**Goal of the exercise:** Repeat the material in full. Keep every line exactly as it is.

**Information provided:**
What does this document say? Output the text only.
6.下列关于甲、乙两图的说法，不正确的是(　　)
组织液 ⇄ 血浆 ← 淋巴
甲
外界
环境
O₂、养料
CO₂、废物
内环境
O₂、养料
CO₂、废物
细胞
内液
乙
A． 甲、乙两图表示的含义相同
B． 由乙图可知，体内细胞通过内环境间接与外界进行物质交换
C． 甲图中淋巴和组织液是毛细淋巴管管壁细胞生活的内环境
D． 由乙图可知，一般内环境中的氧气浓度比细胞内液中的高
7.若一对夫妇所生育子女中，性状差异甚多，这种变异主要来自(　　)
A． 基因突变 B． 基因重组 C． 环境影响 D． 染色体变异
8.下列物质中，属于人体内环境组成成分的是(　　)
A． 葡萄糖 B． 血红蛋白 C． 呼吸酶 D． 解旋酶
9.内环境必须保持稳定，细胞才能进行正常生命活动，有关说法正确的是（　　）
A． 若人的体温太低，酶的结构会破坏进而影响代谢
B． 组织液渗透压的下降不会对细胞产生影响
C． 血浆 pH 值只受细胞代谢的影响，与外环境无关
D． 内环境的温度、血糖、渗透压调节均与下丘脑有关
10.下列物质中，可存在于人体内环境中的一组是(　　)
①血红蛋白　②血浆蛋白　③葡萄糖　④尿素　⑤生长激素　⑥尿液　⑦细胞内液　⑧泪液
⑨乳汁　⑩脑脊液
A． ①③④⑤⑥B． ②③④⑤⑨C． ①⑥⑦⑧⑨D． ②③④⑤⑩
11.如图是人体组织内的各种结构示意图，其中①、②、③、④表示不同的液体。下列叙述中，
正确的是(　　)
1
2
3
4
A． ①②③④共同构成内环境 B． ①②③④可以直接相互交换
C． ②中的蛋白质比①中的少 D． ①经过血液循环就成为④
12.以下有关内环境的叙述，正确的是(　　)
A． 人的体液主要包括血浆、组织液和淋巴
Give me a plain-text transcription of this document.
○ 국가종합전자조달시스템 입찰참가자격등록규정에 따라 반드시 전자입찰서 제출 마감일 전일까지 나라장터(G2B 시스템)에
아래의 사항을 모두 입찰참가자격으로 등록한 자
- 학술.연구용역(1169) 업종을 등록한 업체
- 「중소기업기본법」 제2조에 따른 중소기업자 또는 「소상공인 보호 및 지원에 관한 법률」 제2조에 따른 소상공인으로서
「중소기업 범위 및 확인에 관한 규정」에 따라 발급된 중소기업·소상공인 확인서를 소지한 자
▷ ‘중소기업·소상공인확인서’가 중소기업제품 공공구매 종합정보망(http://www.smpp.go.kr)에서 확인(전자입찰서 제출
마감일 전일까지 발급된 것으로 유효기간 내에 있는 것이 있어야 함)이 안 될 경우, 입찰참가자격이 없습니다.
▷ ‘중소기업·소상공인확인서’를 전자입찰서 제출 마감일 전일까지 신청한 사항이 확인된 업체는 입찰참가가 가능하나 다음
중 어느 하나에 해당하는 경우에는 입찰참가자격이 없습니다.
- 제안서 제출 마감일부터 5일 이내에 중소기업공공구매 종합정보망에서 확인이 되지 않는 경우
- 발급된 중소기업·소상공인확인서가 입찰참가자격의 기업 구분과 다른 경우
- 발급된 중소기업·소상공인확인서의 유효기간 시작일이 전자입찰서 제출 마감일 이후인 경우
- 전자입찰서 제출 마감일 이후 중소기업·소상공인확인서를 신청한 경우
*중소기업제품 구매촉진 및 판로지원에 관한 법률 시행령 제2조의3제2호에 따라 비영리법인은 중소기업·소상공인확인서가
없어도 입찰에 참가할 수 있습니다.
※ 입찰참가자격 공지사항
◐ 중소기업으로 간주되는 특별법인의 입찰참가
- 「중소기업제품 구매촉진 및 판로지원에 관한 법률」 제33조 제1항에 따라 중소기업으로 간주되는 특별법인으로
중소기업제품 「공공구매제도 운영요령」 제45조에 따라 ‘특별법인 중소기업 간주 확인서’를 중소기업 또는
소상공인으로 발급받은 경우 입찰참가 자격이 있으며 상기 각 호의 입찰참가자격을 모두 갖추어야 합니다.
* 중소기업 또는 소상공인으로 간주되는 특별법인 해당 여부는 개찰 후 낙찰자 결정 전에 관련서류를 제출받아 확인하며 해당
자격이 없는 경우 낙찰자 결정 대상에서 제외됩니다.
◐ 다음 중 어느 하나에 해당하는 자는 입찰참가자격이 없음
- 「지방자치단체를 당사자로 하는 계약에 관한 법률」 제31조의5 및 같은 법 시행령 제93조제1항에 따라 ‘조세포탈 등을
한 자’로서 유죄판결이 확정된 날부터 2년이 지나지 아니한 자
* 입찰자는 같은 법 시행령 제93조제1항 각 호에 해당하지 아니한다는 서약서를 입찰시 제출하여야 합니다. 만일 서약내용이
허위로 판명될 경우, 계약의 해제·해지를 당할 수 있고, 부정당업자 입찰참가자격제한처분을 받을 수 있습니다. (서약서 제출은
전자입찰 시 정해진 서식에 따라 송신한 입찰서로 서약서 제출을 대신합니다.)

**Solution for this exercise:**
What does this document say? Output the text only.
6.下列关于甲、乙两图的说法，不正确的是(　　)
组织液 ⇄ 血浆 ← 淋巴
甲
外界
环境
O₂、养料
CO₂、废物
内环境
O₂、养料
CO₂、废物
细胞
内液
乙
A． 甲、乙两图表示的含义相同
B． 由乙图可知，体内细胞通过内环境间接与外界进行物质交换
C． 甲图中淋巴和组织液是毛细淋巴管管壁细胞生活的内环境
D． 由乙图可知，一般内环境中的氧气浓度比细胞内液中的高
7.若一对夫妇所生育子女中，性状差异甚多，这种变异主要来自(　　)
A． 基因突变 B． 基因重组 C． 环境影响 D． 染色体变异
8.下列物质中，属于人体内环境组成成分的是(　　)
A． 葡萄糖 B． 血红蛋白 C． 呼吸酶 D． 解旋酶
9.内环境必须保持稳定，细胞才能进行正常生命活动，有关说法正确的是（　　）
A． 若人的体温太低，酶的结构会破坏进而影响代谢
B． 组织液渗透压的下降不会对细胞产生影响
C． 血浆 pH 值只受细胞代谢的影响，与外环境无关
D． 内环境的温度、血糖、渗透压调节均与下丘脑有关
10.下列物质中，可存在于人体内环境中的一组是(　　)
①血红蛋白　②血浆蛋白　③葡萄糖　④尿素　⑤生长激素　⑥尿液　⑦细胞内液　⑧泪液
⑨乳汁　⑩脑脊液
A． ①③④⑤⑥B． ②③④⑤⑨C． ①⑥⑦⑧⑨D． ②③④⑤⑩
11.如图是人体组织内的各种结构示意图，其中①、②、③、④表示不同的液体。下列叙述中，
正确的是(　　)
1
2
3
4
A． ①②③④共同构成内环境 B． ①②③④可以直接相互交换
C． ②中的蛋白质比①中的少 D． ①经过血液循环就成为④
12.以下有关内环境的叙述，正确的是(　　)
A． 人的体液主要包括血浆、组织液和淋巴
Give me a plain-text transcription of this document.
○ 국가종합전자조달시스템 입찰참가자격등록규정에 따라 반드시 전자입찰서 제출 마감일 전일까지 나라장터(G2B 시스템)에
아래의 사항을 모두 입찰참가자격으로 등록한 자
- 학술.연구용역(1169) 업종을 등록한 업체
- 「중소기업기본법」 제2조에 따른 중소기업자 또는 「소상공인 보호 및 지원에 관한 법률」 제2조에 따른 소상공인으로서
「중소기업 범위 및 확인에 관한 규정」에 따라 발급된 중소기업·소상공인 확인서를 소지한 자
▷ ‘중소기업·소상공인확인서’가 중소기업제품 공공구매 종합정보망(http://www.smpp.go.kr)에서 확인(전자입찰서 제출
마감일 전일까지 발급된 것으로 유효기간 내에 있는 것이 있어야 함)이 안 될 경우, 입찰참가자격이 없습니다.
▷ ‘중소기업·소상공인확인서’를 전자입찰서 제출 마감일 전일까지 신청한 사항이 확인된 업체는 입찰참가가 가능하나 다음
중 어느 하나에 해당하는 경우에는 입찰참가자격이 없습니다.
- 제안서 제출 마감일부터 5일 이내에 중소기업공공구매 종합정보망에서 확인이 되지 않는 경우
- 발급된 중소기업·소상공인확인서가 입찰참가자격의 기업 구분과 다른 경우
- 발급된 중소기업·소상공인확인서의 유효기간 시작일이 전자입찰서 제출 마감일 이후인 경우
- 전자입찰서 제출 마감일 이후 중소기업·소상공인확인서를 신청한 경우
*중소기업제품 구매촉진 및 판로지원에 관한 법률 시행령 제2조의3제2호에 따라 비영리법인은 중소기업·소상공인확인서가
없어도 입찰에 참가할 수 있습니다.
※ 입찰참가자격 공지사항
◐ 중소기업으로 간주되는 특별법인의 입찰참가
- 「중소기업제품 구매촉진 및 판로지원에 관한 법률」 제33조 제1항에 따라 중소기업으로 간주되는 특별법인으로
중소기업제품 「공공구매제도 운영요령」 제45조에 따라 ‘특별법인 중소기업 간주 확인서’를 중소기업 또는
소상공인으로 발급받은 경우 입찰참가 자격이 있으며 상기 각 호의 입찰참가자격을 모두 갖추어야 합니다.
* 중소기업 또는 소상공인으로 간주되는 특별법인 해당 여부는 개찰 후 낙찰자 결정 전에 관련서류를 제출받아 확인하며 해당
자격이 없는 경우 낙찰자 결정 대상에서 제외됩니다.
◐ 다음 중 어느 하나에 해당하는 자는 입찰참가자격이 없음
- 「지방자치단체를 당사자로 하는 계약에 관한 법률」 제31조의5 및 같은 법 시행령 제93조제1항에 따라 ‘조세포탈 등을
한 자’로서 유죄판결이 확정된 날부터 2년이 지나지 아니한 자
* 입찰자는 같은 법 시행령 제93조제1항 각 호에 해당하지 아니한다는 서약서를 입찰시 제출하여야 합니다. 만일 서약내용이
허위로 판명될 경우, 계약의 해제·해지를 당할 수 있고, 부정당업자 입찰참가자격제한처분을 받을 수 있습니다. (서약서 제출은
전자입찰 시 정해진 서식에 따라 송신한 입찰서로 서약서 제출을 대신합니다.)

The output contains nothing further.